■ Instructions for the task ■
Copy each line in which the string "Коломийського" occurs.

──────

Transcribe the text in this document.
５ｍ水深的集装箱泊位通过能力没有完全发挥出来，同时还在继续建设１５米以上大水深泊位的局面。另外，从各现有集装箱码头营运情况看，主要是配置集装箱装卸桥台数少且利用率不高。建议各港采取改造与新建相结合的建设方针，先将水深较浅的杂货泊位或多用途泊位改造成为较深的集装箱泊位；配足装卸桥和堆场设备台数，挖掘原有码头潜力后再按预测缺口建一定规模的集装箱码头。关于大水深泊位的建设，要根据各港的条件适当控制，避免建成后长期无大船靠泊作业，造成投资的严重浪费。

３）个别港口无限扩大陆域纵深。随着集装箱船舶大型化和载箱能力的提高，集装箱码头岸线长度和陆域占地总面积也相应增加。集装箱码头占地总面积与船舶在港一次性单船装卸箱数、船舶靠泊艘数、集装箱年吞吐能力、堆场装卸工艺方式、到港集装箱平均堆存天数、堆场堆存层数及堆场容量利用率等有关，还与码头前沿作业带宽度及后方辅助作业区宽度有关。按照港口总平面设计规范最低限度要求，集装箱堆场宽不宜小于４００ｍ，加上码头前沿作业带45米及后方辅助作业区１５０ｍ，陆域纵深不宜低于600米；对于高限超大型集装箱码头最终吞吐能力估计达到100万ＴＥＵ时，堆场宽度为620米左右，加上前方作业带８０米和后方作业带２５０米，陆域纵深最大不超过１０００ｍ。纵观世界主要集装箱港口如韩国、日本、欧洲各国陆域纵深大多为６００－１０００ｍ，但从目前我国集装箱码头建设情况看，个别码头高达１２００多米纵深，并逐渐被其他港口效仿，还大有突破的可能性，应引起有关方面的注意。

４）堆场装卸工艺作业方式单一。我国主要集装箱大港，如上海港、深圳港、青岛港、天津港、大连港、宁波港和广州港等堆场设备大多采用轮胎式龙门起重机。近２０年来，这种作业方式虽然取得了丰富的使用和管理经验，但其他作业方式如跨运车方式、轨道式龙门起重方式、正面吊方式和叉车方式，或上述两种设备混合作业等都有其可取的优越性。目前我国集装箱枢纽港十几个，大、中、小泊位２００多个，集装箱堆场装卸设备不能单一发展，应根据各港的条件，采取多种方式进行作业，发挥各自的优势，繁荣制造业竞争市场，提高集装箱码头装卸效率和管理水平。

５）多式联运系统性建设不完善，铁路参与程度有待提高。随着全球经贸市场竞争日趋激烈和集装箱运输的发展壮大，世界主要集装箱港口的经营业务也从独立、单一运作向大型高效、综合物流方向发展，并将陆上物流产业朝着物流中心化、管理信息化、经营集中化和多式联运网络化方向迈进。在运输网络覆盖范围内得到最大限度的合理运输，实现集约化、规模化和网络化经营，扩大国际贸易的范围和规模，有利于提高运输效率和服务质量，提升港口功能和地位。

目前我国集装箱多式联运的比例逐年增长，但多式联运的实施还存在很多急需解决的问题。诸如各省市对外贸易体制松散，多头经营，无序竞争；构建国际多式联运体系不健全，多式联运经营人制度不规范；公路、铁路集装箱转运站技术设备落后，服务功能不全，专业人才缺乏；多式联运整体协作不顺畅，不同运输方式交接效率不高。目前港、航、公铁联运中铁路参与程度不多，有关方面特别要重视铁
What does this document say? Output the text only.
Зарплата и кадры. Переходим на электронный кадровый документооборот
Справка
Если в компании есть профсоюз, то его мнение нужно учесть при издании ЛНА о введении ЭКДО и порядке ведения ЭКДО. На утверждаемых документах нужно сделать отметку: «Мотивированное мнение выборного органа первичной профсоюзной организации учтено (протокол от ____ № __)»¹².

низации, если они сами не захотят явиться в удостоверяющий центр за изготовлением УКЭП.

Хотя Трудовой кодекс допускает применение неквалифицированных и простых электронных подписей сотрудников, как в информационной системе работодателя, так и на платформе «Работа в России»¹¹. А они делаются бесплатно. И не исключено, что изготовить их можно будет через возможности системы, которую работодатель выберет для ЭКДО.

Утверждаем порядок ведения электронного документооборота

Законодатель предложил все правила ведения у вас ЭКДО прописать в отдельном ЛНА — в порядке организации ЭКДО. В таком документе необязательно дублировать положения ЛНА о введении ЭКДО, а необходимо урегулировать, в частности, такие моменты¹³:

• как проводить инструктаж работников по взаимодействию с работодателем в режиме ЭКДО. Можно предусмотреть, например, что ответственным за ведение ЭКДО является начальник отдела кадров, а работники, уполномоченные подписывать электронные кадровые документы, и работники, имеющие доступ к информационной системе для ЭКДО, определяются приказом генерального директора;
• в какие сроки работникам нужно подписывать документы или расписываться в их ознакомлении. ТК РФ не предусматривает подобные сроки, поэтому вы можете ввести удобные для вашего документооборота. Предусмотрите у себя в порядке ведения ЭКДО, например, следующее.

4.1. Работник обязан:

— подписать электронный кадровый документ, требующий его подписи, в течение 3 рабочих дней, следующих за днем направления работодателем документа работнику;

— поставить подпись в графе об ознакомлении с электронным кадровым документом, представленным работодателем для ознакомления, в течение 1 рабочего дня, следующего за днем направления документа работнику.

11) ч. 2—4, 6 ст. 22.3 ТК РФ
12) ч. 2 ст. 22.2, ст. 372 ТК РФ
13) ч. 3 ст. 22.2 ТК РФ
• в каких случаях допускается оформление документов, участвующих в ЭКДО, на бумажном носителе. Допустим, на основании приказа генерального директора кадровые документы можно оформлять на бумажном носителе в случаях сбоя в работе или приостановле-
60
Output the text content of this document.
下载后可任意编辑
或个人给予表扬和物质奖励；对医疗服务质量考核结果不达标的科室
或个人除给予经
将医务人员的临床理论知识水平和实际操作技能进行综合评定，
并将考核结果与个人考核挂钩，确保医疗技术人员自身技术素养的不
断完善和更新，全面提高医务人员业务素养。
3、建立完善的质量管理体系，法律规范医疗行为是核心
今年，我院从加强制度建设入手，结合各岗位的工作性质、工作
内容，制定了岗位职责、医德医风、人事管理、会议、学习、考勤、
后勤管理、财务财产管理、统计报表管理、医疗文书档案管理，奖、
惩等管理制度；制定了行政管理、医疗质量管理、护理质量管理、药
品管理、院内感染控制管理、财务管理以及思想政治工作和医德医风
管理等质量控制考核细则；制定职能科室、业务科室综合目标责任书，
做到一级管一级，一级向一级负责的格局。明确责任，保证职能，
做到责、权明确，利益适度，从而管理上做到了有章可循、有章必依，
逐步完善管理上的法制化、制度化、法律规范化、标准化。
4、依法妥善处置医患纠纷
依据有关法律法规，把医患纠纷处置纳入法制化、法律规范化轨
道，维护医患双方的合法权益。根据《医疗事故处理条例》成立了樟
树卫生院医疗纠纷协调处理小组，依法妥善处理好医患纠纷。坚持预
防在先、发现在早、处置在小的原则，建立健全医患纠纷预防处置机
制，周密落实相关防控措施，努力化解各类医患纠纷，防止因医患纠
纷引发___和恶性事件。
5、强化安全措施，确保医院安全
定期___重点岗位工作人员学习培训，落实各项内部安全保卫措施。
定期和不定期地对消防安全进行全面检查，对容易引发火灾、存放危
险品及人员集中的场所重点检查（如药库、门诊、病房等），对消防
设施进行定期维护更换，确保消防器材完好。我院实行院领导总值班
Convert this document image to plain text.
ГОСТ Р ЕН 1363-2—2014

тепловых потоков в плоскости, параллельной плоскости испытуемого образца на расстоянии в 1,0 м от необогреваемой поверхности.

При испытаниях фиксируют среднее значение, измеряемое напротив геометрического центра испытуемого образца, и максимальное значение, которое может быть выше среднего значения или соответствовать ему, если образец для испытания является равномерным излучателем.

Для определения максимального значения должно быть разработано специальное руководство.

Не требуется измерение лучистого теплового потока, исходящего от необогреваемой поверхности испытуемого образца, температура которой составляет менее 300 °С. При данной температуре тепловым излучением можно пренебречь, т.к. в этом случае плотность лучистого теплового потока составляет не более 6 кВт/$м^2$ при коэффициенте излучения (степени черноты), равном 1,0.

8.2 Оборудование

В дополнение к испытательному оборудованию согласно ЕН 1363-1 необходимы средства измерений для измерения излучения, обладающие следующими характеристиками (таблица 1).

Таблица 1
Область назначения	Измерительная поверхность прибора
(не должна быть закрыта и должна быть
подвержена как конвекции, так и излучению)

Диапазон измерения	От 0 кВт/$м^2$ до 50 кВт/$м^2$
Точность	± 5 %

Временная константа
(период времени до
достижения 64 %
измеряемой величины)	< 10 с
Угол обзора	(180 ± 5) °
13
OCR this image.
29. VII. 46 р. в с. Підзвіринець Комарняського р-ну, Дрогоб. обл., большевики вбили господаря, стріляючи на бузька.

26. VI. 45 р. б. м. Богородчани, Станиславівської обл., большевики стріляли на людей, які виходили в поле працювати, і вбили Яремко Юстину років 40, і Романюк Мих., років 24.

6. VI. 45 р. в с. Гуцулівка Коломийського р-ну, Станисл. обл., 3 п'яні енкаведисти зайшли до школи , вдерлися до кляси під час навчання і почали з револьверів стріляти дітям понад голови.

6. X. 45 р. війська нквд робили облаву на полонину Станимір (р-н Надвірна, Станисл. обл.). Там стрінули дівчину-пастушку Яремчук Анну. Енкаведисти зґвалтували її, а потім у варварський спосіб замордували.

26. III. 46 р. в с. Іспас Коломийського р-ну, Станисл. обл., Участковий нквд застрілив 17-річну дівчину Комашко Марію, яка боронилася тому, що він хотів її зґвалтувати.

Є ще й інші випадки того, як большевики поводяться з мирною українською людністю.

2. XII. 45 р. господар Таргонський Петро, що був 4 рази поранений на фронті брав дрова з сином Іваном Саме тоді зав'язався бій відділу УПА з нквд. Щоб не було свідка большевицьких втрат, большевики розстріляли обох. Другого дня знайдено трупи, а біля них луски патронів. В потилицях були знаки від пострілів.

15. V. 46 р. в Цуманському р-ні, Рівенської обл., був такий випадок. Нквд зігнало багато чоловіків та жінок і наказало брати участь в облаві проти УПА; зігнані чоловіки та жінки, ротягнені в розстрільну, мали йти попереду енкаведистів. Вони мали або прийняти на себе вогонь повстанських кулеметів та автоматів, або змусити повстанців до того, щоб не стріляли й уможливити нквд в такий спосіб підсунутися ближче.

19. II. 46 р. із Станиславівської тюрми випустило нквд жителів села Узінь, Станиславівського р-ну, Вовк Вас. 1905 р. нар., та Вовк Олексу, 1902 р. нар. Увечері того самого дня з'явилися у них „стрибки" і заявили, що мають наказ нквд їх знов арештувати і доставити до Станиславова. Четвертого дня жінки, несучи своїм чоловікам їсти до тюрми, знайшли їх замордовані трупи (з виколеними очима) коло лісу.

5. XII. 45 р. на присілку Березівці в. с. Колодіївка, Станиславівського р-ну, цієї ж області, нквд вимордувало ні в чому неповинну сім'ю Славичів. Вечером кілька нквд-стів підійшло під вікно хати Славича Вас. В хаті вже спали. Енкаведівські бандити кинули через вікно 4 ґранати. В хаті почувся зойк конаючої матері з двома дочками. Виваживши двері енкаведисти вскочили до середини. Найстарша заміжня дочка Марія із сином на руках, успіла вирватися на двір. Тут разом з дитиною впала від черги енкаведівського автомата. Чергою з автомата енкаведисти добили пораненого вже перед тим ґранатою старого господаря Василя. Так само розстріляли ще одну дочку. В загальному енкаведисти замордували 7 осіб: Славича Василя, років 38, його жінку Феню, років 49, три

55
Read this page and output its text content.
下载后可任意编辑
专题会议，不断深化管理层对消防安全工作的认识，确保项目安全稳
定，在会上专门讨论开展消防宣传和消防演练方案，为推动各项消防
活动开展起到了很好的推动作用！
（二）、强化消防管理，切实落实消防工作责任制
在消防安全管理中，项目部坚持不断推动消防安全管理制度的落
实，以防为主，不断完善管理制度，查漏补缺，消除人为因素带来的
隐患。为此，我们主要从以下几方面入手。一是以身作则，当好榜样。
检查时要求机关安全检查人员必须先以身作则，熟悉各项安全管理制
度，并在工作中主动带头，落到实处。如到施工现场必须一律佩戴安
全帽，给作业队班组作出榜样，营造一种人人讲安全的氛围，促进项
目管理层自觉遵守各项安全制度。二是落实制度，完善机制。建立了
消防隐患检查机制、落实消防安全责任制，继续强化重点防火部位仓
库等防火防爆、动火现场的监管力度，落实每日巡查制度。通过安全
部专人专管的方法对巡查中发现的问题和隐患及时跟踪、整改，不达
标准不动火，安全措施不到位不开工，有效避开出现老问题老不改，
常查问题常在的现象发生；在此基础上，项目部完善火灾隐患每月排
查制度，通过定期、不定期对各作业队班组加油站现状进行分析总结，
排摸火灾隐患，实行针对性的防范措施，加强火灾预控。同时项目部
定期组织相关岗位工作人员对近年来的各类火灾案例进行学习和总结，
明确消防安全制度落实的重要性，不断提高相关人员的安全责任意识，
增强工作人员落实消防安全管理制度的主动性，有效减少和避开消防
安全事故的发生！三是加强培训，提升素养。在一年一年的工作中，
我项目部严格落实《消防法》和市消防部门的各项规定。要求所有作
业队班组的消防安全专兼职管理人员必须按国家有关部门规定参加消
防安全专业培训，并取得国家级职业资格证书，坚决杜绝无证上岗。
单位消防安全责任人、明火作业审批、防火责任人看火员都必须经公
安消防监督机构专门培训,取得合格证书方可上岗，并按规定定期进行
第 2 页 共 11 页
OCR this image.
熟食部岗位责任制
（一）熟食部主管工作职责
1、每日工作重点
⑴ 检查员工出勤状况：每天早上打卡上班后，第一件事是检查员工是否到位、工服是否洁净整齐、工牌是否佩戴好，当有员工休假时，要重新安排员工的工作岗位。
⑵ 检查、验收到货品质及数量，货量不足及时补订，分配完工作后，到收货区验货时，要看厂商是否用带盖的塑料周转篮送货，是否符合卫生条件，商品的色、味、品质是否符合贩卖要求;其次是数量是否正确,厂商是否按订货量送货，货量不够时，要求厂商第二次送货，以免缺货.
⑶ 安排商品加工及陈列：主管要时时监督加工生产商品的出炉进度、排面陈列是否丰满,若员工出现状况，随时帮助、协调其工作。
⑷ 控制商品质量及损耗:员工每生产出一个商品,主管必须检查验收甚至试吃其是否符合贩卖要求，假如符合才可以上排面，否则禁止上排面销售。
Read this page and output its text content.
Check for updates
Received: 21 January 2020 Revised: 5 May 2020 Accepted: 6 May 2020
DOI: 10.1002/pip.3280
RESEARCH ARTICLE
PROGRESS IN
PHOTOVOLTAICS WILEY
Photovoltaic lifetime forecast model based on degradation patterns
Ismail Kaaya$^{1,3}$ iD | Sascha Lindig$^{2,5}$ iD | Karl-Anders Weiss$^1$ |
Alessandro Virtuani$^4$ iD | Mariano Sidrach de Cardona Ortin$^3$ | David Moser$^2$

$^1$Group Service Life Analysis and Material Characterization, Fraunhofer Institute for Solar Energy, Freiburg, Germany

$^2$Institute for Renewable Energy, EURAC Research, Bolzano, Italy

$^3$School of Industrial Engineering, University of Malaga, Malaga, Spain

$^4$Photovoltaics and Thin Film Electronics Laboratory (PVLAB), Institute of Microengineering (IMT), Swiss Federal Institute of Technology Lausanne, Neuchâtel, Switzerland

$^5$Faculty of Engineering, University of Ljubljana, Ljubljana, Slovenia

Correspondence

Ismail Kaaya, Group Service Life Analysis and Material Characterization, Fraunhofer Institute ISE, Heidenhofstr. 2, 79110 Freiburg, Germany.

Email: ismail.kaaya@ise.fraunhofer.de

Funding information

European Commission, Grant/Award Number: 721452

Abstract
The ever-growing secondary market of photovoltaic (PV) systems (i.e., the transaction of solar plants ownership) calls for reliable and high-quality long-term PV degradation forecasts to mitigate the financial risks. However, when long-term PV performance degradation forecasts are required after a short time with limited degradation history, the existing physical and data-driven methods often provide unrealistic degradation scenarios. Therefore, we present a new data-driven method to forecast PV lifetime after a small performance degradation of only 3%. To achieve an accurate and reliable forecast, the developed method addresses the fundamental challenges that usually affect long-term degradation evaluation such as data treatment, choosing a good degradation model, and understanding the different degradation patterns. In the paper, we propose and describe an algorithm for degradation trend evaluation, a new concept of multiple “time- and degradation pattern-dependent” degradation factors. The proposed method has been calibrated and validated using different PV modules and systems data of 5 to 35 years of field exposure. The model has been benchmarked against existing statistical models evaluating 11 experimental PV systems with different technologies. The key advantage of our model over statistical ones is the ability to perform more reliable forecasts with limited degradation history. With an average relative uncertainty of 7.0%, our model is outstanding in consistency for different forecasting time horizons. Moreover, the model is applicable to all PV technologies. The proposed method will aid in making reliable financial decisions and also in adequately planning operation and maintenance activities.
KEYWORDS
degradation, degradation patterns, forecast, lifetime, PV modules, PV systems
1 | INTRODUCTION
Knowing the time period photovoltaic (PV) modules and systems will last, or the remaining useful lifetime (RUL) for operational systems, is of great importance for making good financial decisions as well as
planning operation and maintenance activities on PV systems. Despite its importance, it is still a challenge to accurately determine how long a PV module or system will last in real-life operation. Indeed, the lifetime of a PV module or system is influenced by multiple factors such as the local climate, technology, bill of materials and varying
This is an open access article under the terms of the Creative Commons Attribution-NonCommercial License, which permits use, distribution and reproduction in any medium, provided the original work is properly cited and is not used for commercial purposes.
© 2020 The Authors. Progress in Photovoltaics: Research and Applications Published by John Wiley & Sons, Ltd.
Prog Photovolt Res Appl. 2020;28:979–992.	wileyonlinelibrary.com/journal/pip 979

──────

■ Worked answer ■
6. VI. 45 р. в с. Гуцулівка Коломийського р-ну, Станисл. обл., 3 п'яні енкаведисти зайшли до школи , вдерлися до кляси під час навчання і почали з револьверів стріляти дітям понад голови.
26. III. 46 р. в с. Іспас Коломийського р-ну, Станисл. обл., Участковий нквд застрілив 17-річну дівчину Комашко Марію, яка боронилася тому, що він хотів її зґвалтувати.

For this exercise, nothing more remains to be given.